_GIVEN PROBLEM_.
Collect and copy out every line of the records that contains the string "可选择区域". Matching is case-sensitive.

(Listings of box coordinates)
====

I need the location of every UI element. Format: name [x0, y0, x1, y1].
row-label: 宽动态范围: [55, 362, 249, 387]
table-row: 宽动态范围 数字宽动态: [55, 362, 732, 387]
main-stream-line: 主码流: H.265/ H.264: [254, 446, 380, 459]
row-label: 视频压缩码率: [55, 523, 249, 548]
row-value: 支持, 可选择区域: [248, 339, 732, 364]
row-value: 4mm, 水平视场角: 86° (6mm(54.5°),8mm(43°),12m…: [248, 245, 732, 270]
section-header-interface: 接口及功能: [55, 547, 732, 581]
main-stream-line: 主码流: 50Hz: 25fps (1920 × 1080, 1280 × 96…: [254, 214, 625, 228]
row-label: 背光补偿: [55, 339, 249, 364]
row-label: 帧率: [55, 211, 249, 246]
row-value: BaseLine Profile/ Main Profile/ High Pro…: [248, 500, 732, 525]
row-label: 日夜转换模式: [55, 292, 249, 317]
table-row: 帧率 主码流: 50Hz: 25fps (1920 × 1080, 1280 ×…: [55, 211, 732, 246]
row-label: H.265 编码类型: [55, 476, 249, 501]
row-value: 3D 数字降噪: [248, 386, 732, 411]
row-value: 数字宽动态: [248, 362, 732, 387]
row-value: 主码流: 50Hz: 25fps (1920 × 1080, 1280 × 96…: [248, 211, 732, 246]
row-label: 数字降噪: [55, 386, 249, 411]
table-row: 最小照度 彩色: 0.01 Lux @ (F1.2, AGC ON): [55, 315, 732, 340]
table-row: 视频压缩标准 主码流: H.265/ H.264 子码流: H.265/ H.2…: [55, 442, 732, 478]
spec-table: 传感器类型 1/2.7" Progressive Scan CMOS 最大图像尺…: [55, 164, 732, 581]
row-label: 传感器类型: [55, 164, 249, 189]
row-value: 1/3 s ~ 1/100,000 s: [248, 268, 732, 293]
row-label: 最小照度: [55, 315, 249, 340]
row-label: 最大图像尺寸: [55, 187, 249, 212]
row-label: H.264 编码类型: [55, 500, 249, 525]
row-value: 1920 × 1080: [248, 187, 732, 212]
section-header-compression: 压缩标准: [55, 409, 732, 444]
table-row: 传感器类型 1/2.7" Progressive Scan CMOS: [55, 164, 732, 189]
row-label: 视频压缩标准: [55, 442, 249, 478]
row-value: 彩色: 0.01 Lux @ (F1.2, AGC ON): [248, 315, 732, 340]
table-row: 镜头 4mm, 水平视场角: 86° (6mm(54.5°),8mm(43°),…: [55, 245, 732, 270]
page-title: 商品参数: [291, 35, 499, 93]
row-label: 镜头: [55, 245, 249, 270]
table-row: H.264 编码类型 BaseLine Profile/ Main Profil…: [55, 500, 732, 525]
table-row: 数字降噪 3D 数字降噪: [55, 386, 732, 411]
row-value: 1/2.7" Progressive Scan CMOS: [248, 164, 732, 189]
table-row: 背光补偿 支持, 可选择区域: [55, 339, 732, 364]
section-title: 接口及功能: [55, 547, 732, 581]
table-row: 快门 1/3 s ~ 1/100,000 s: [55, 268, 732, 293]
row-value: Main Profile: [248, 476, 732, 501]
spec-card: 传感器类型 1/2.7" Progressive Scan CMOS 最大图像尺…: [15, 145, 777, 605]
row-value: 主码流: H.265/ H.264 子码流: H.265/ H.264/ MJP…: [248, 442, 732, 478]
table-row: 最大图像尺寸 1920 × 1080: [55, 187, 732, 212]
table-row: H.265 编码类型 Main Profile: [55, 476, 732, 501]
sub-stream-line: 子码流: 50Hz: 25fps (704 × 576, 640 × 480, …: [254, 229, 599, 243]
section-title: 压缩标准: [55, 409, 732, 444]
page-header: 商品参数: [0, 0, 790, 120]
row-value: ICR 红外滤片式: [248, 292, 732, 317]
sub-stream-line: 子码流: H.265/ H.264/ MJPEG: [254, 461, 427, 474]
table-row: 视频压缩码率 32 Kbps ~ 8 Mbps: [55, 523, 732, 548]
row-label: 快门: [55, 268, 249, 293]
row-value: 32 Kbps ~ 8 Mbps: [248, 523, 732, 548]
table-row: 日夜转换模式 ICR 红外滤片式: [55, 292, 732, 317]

====

_EXERCISE ANSWER_.
row-value: 支持, 可选择区域: [248, 339, 732, 364]
table-row: 背光补偿 支持, 可选择区域: [55, 339, 732, 364]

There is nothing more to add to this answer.